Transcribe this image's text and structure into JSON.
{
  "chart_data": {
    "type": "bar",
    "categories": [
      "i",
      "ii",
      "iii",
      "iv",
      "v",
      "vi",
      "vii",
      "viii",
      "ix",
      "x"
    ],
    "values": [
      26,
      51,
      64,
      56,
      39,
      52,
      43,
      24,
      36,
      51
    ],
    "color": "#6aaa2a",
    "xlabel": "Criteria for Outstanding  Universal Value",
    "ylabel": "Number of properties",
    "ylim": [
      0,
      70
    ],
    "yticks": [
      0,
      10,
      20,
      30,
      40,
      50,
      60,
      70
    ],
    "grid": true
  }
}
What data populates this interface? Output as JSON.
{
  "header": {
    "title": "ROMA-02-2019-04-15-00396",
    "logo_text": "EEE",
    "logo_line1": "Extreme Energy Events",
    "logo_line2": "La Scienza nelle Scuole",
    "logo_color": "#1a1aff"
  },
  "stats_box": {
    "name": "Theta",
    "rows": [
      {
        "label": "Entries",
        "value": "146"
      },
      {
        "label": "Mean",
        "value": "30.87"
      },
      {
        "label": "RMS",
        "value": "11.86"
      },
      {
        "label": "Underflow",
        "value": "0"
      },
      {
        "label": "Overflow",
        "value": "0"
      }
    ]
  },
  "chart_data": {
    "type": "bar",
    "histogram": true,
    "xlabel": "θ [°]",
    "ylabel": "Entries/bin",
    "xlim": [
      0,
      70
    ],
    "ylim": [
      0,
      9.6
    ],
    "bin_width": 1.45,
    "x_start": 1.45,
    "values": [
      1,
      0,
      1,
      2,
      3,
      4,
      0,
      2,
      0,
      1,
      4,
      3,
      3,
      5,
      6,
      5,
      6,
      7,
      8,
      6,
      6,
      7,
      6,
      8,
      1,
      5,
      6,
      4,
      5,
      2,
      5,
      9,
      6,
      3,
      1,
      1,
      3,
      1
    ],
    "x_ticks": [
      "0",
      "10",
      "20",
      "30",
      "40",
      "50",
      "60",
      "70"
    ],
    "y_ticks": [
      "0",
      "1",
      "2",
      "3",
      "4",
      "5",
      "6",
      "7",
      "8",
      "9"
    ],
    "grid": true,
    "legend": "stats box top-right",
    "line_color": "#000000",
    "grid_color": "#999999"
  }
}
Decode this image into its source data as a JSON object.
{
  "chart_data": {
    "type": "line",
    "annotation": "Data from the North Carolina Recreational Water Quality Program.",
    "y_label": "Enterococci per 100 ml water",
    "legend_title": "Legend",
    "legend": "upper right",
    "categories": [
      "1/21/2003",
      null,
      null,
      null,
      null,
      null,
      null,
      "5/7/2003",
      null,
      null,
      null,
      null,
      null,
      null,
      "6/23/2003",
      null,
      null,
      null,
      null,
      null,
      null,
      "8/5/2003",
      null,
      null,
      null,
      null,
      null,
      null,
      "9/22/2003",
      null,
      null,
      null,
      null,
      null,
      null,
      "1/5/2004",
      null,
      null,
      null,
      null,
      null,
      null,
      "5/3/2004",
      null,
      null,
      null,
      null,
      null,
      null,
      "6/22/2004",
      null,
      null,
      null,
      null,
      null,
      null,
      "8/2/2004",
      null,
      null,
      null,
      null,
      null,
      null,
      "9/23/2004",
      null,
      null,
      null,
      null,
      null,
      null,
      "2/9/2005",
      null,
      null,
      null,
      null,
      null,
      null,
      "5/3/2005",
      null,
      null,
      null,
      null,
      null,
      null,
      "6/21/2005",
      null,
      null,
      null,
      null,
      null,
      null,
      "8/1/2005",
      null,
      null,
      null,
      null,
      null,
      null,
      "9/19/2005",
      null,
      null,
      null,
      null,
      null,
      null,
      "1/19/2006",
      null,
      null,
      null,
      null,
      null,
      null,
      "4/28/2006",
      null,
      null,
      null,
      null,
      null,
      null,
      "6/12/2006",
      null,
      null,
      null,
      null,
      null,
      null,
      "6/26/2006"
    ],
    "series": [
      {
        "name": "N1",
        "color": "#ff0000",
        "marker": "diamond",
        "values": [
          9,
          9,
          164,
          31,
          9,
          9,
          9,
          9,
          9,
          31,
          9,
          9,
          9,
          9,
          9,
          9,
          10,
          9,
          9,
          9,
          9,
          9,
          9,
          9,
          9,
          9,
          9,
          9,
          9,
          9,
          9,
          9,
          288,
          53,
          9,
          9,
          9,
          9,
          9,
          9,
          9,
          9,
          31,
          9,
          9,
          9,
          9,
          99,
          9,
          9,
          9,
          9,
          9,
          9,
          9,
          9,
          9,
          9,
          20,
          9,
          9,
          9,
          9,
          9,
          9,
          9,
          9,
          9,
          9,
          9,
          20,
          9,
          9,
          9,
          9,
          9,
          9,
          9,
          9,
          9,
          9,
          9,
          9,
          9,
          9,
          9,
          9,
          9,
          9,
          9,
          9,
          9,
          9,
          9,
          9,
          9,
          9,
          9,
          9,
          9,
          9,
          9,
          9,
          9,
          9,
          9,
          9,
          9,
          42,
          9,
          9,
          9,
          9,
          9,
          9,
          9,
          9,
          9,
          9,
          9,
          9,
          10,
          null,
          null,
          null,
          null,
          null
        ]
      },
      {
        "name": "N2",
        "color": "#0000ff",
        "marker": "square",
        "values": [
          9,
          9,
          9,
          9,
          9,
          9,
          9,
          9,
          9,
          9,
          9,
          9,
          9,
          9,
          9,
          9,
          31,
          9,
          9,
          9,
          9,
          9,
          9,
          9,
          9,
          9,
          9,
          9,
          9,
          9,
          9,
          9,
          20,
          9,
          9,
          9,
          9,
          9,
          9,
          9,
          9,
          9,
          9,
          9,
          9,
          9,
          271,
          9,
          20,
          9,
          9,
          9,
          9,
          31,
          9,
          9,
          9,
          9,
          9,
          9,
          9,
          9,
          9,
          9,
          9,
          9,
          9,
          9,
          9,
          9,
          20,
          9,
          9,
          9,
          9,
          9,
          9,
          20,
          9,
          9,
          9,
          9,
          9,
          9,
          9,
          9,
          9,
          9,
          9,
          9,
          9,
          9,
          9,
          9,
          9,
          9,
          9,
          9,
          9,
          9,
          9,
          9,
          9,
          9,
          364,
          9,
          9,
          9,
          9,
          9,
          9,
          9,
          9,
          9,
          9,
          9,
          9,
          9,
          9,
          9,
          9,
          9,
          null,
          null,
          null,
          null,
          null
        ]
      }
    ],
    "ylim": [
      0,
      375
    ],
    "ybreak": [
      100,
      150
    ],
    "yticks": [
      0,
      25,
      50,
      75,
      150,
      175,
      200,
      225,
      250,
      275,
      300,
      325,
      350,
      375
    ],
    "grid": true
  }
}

◇ ◇ ◇ ◇ ◇ ◇ ◇

■ Directive ■
Restate the whole of the material exactly.

■ Right answer ■
Transcribe this image's text and structure into JSON.
{
  "chart_data": {
    "type": "bar",
    "categories": [
      "i",
      "ii",
      "iii",
      "iv",
      "v",
      "vi",
      "vii",
      "viii",
      "ix",
      "x"
    ],
    "values": [
      26,
      51,
      64,
      56,
      39,
      52,
      43,
      24,
      36,
      51
    ],
    "color": "#6aaa2a",
    "xlabel": "Criteria for Outstanding  Universal Value",
    "ylabel": "Number of properties",
    "ylim": [
      0,
      70
    ],
    "yticks": [
      0,
      10,
      20,
      30,
      40,
      50,
      60,
      70
    ],
    "grid": true
  }
}
What data populates this interface? Output as JSON.
{
  "header": {
    "title": "ROMA-02-2019-04-15-00396",
    "logo_text": "EEE",
    "logo_line1": "Extreme Energy Events",
    "logo_line2": "La Scienza nelle Scuole",
    "logo_color": "#1a1aff"
  },
  "stats_box": {
    "name": "Theta",
    "rows": [
      {
        "label": "Entries",
        "value": "146"
      },
      {
        "label": "Mean",
        "value": "30.87"
      },
      {
        "label": "RMS",
        "value": "11.86"
      },
      {
        "label": "Underflow",
        "value": "0"
      },
      {
        "label": "Overflow",
        "value": "0"
      }
    ]
  },
  "chart_data": {
    "type": "bar",
    "histogram": true,
    "xlabel": "θ [°]",
    "ylabel": "Entries/bin",
    "xlim": [
      0,
      70
    ],
    "ylim": [
      0,
      9.6
    ],
    "bin_width": 1.45,
    "x_start": 1.45,
    "values": [
      1,
      0,
      1,
      2,
      3,
      4,
      0,
      2,
      0,
      1,
      4,
      3,
      3,
      5,
      6,
      5,
      6,
      7,
      8,
      6,
      6,
      7,
      6,
      8,
      1,
      5,
      6,
      4,
      5,
      2,
      5,
      9,
      6,
      3,
      1,
      1,
      3,
      1
    ],
    "x_ticks": [
      "0",
      "10",
      "20",
      "30",
      "40",
      "50",
      "60",
      "70"
    ],
    "y_ticks": [
      "0",
      "1",
      "2",
      "3",
      "4",
      "5",
      "6",
      "7",
      "8",
      "9"
    ],
    "grid": true,
    "legend": "stats box top-right",
    "line_color": "#000000",
    "grid_color": "#999999"
  }
}
Decode this image into its source data as a JSON object.
{
  "chart_data": {
    "type": "line",
    "annotation": "Data from the North Carolina Recreational Water Quality Program.",
    "y_label": "Enterococci per 100 ml water",
    "legend_title": "Legend",
    "legend": "upper right",
    "categories": [
      "1/21/2003",
      null,
      null,
      null,
      null,
      null,
      null,
      "5/7/2003",
      null,
      null,
      null,
      null,
      null,
      null,
      "6/23/2003",
      null,
      null,
      null,
      null,
      null,
      null,
      "8/5/2003",
      null,
      null,
      null,
      null,
      null,
      null,
      "9/22/2003",
      null,
      null,
      null,
      null,
      null,
      null,
      "1/5/2004",
      null,
      null,
      null,
      null,
      null,
      null,
      "5/3/2004",
      null,
      null,
      null,
      null,
      null,
      null,
      "6/22/2004",
      null,
      null,
      null,
      null,
      null,
      null,
      "8/2/2004",
      null,
      null,
      null,
      null,
      null,
      null,
      "9/23/2004",
      null,
      null,
      null,
      null,
      null,
      null,
      "2/9/2005",
      null,
      null,
      null,
      null,
      null,
      null,
      "5/3/2005",
      null,
      null,
      null,
      null,
      null,
      null,
      "6/21/2005",
      null,
      null,
      null,
      null,
      null,
      null,
      "8/1/2005",
      null,
      null,
      null,
      null,
      null,
      null,
      "9/19/2005",
      null,
      null,
      null,
      null,
      null,
      null,
      "1/19/2006",
      null,
      null,
      null,
      null,
      null,
      null,
      "4/28/2006",
      null,
      null,
      null,
      null,
      null,
      null,
      "6/12/2006",
      null,
      null,
      null,
      null,
      null,
      null,
      "6/26/2006"
    ],
    "series": [
      {
        "name": "N1",
        "color": "#ff0000",
        "marker": "diamond",
        "values": [
          9,
          9,
          164,
          31,
          9,
          9,
          9,
          9,
          9,
          31,
          9,
          9,
          9,
          9,
          9,
          9,
          10,
          9,
          9,
          9,
          9,
          9,
          9,
          9,
          9,
          9,
          9,
          9,
          9,
          9,
          9,
          9,
          288,
          53,
          9,
          9,
          9,
          9,
          9,
          9,
          9,
          9,
          31,
          9,
          9,
          9,
          9,
          99,
          9,
          9,
          9,
          9,
          9,
          9,
          9,
          9,
          9,
          9,
          20,
          9,
          9,
          9,
          9,
          9,
          9,
          9,
          9,
          9,
          9,
          9,
          20,
          9,
          9,
          9,
          9,
          9,
          9,
          9,
          9,
          9,
          9,
          9,
          9,
          9,
          9,
          9,
          9,
          9,
          9,
          9,
          9,
          9,
          9,
          9,
          9,
          9,
          9,
          9,
          9,
          9,
          9,
          9,
          9,
          9,
          9,
          9,
          9,
          9,
          42,
          9,
          9,
          9,
          9,
          9,
          9,
          9,
          9,
          9,
          9,
          9,
          9,
          10,
          null,
          null,
          null,
          null,
          null
        ]
      },
      {
        "name": "N2",
        "color": "#0000ff",
        "marker": "square",
        "values": [
          9,
          9,
          9,
          9,
          9,
          9,
          9,
          9,
          9,
          9,
          9,
          9,
          9,
          9,
          9,
          9,
          31,
          9,
          9,
          9,
          9,
          9,
          9,
          9,
          9,
          9,
          9,
          9,
          9,
          9,
          9,
          9,
          20,
          9,
          9,
          9,
          9,
          9,
          9,
          9,
          9,
          9,
          9,
          9,
          9,
          9,
          271,
          9,
          20,
          9,
          9,
          9,
          9,
          31,
          9,
          9,
          9,
          9,
          9,
          9,
          9,
          9,
          9,
          9,
          9,
          9,
          9,
          9,
          9,
          9,
          20,
          9,
          9,
          9,
          9,
          9,
          9,
          20,
          9,
          9,
          9,
          9,
          9,
          9,
          9,
          9,
          9,
          9,
          9,
          9,
          9,
          9,
          9,
          9,
          9,
          9,
          9,
          9,
          9,
          9,
          9,
          9,
          9,
          9,
          364,
          9,
          9,
          9,
          9,
          9,
          9,
          9,
          9,
          9,
          9,
          9,
          9,
          9,
          9,
          9,
          9,
          9,
          null,
          null,
          null,
          null,
          null
        ]
      }
    ],
    "ylim": [
      0,
      375
    ],
    "ybreak": [
      100,
      150
    ],
    "yticks": [
      0,
      25,
      50,
      75,
      150,
      175,
      200,
      225,
      250,
      275,
      300,
      325,
      350,
      375
    ],
    "grid": true
  }
}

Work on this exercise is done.